(Items from a data source)
──────
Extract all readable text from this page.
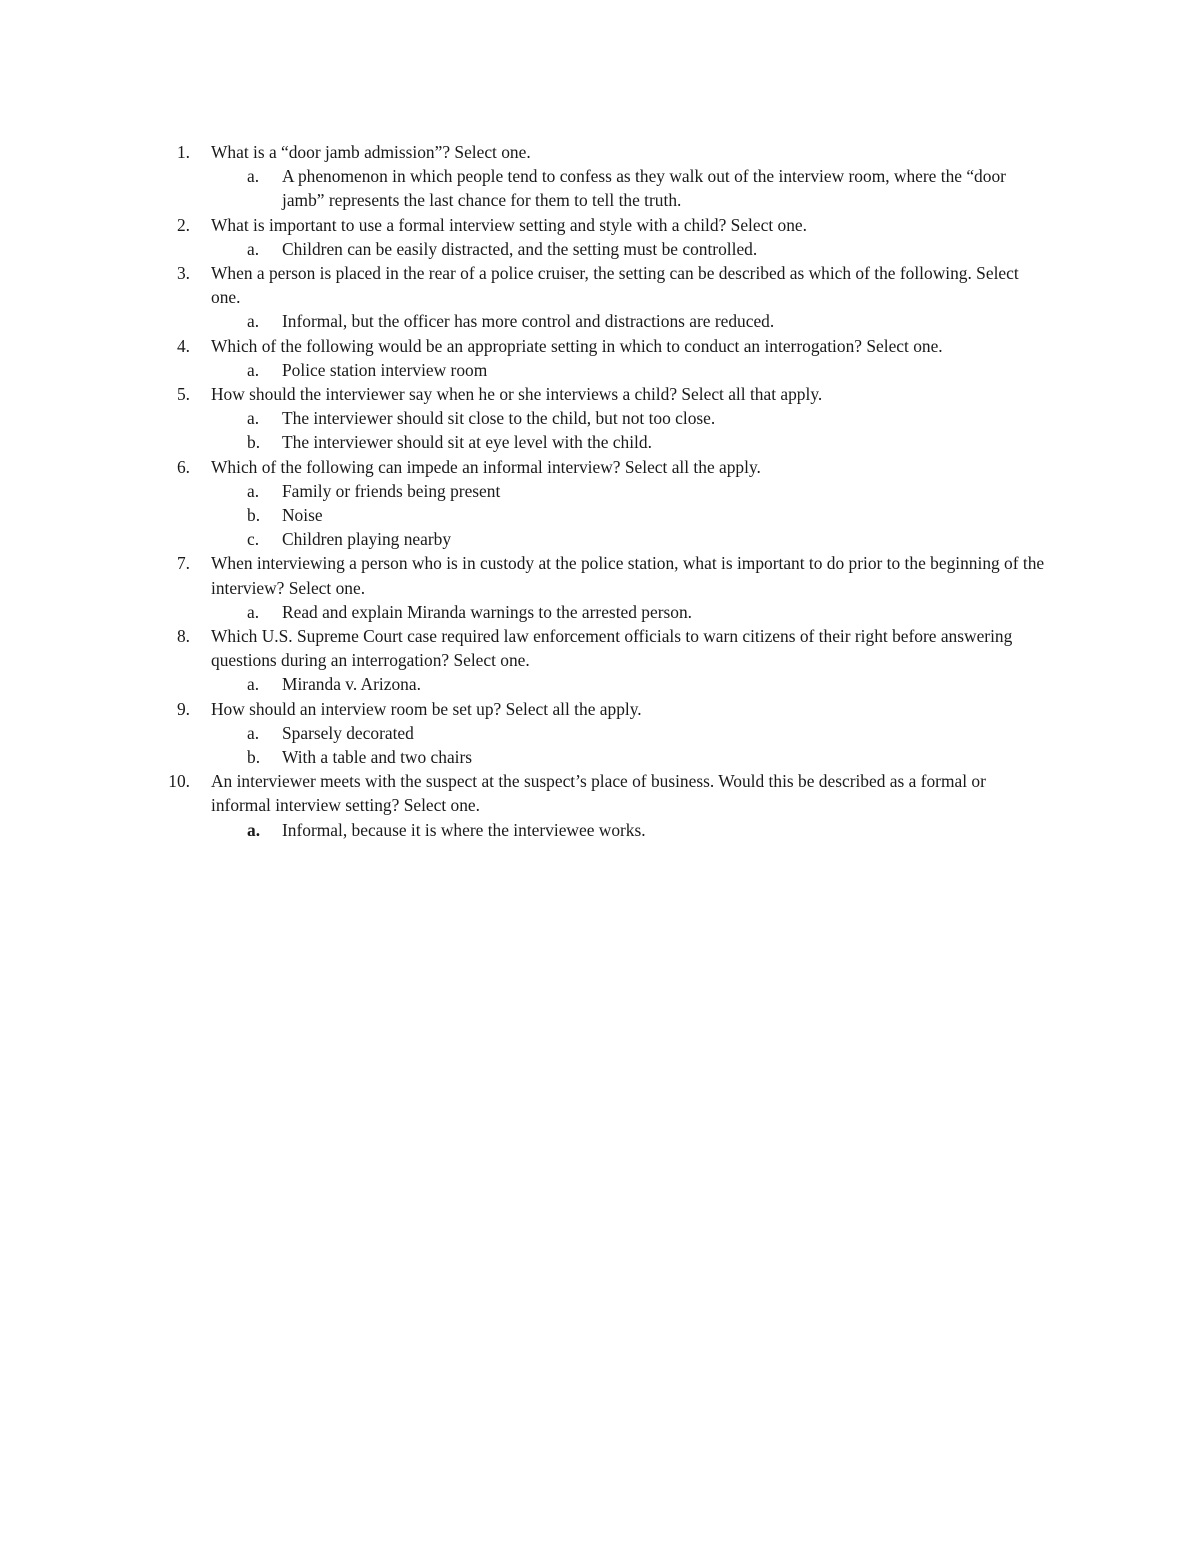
1. What is a “door jamb admission”? Select one.
a. A phenomenon in which people tend to confess as they walk out of the interview room, where the “door jamb” represents the last chance for them to tell the truth.
2. What is important to use a formal interview setting and style with a child? Select one.
a. Children can be easily distracted, and the setting must be controlled.
3. When a person is placed in the rear of a police cruiser, the setting can be described as which of the following. Select one.
a. Informal, but the officer has more control and distractions are reduced.
4. Which of the following would be an appropriate setting in which to conduct an interrogation? Select one.
a. Police station interview room
5. How should the interviewer say when he or she interviews a child? Select all that apply.
a. The interviewer should sit close to the child, but not too close.
b. The interviewer should sit at eye level with the child.
6. Which of the following can impede an informal interview? Select all the apply.
a. Family or friends being present
b. Noise
c. Children playing nearby
7. When interviewing a person who is in custody at the police station, what is important to do prior to the beginning of the interview? Select one.
a. Read and explain Miranda warnings to the arrested person.
8. Which U.S. Supreme Court case required law enforcement officials to warn citizens of their right before answering questions during an interrogation? Select one.
a. Miranda v. Arizona.
9. How should an interview room be set up? Select all the apply.
a. Sparsely decorated
b. With a table and two chairs
10. An interviewer meets with the suspect at the suspect’s place of business. Would this be described as a formal or informal interview setting? Select one.
a. Informal, because it is where the interviewee works.
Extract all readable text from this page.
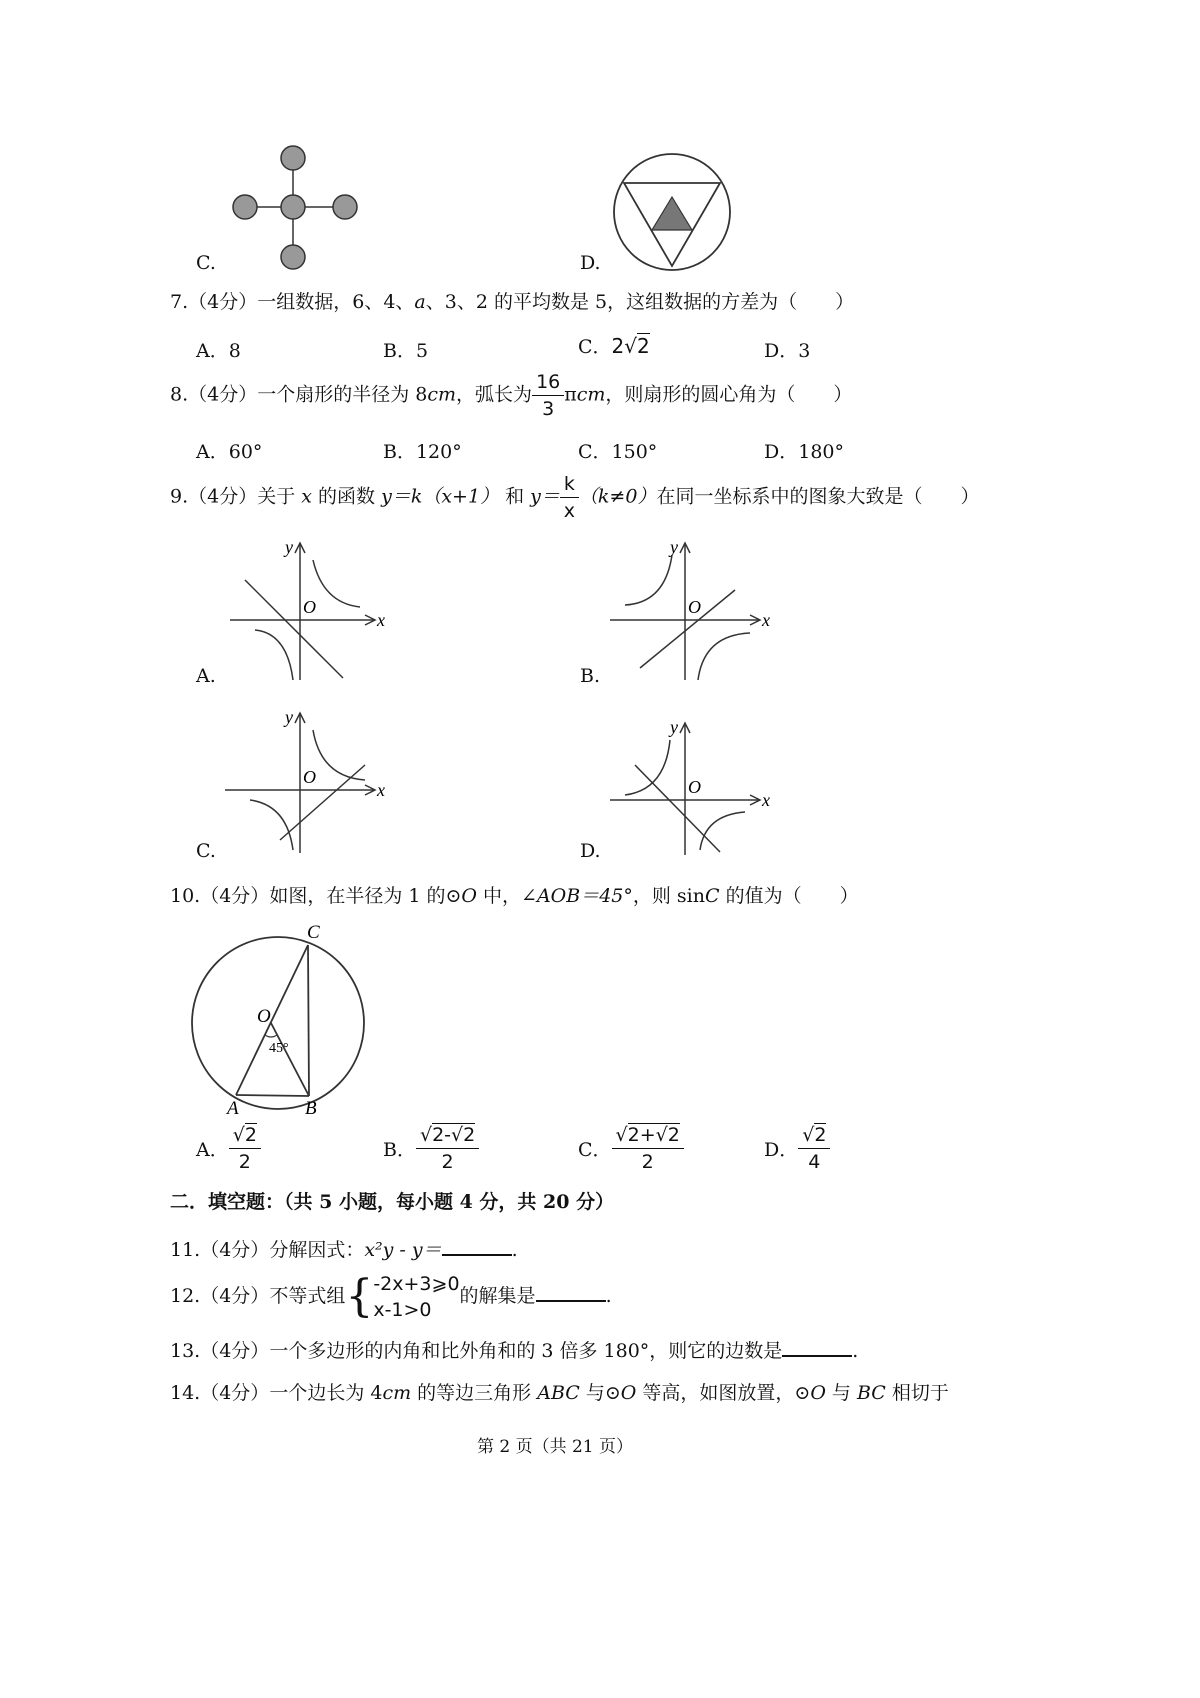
C.	D.
7.（4分）一组数据，6、4、a、3、2 的平均数是 5，这组数据的方差为（　　）
A．8	B．5	C．2√2	D．3
8.（4分）一个扇形的半径为 8cm，弧长为 $\frac{16}{3}$ πcm，则扇形的圆心角为（　　）
A．60°	B．120°	C．150°	D．180°
9.（4分）关于 x 的函数 y＝k（x+1） 和 $y= \frac{k}{x} (k\ne 0)$在同一坐标系中的图象大致是（　　）
y
x
O
A.
y
x
O
B.
y
x
O
C.
y
x
O
D.
10.（4分）如图，在半径为 1 的⊙O 中，∠AOB＝45°，则 sinC 的值为（　　）
C
O
45°
A	B
A． $\frac{√2}{2}$	B． $\frac{√2-√2}{2}$	C． $\frac{√2+√2}{2}$	D． $\frac{√2}{4}$
二．填空题：（共 5 小题，每小题 4 分，共 20 分）
11.（4分）分解因式：x²y - y＝	.
12.（4分）不等式组{ -2x+3⩾0
x-1>0
的解集是	.
13.（4分）一个多边形的内角和比外角和的 3 倍多 180°，则它的边数是	.
14.（4分）一个边长为 4cm 的等边三角形 ABC 与⊙O 等高，如图放置，⊙O 与 BC 相切于
第 2 页（共 21 页）
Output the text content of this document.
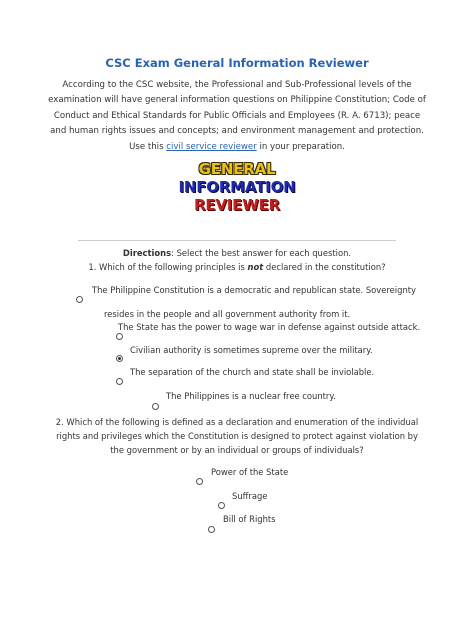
CSC Exam General Information Reviewer
According to the CSC website, the Professional and Sub-Professional levels of the
examination will have general information questions on Philippine Constitution; Code of
Conduct and Ethical Standards for Public Officials and Employees (R. A. 6713); peace
and human rights issues and concepts; and environment management and protection.
Use this civil service reviewer in your preparation.
GENERAL
INFORMATION
REVIEWER
Directions: Select the best answer for each question.
1. Which of the following principles is not declared in the constitution?
The Philippine Constitution is a democratic and republican state. Sovereignty
resides in the people and all government authority from it.
The State has the power to wage war in defense against outside attack.
Civilian authority is sometimes supreme over the military.
The separation of the church and state shall be inviolable.
The Philippines is a nuclear free country.
2. Which of the following is defined as a declaration and enumeration of the individual
rights and privileges which the Constitution is designed to protect against violation by
the government or by an individual or groups of individuals?
Power of the State
Suffrage
Bill of Rights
──────
What you have to do -
Write down every line of the data above that includes the string "person".

Completed exercise -
3. When a person is placed in the rear of a police cruiser, the setting can be described as which of the following. Select one.
7. When interviewing a person who is in custody at the police station, what is important to do prior to the beginning of the interview? Select one.
a. Read and explain Miranda warnings to the arrested person.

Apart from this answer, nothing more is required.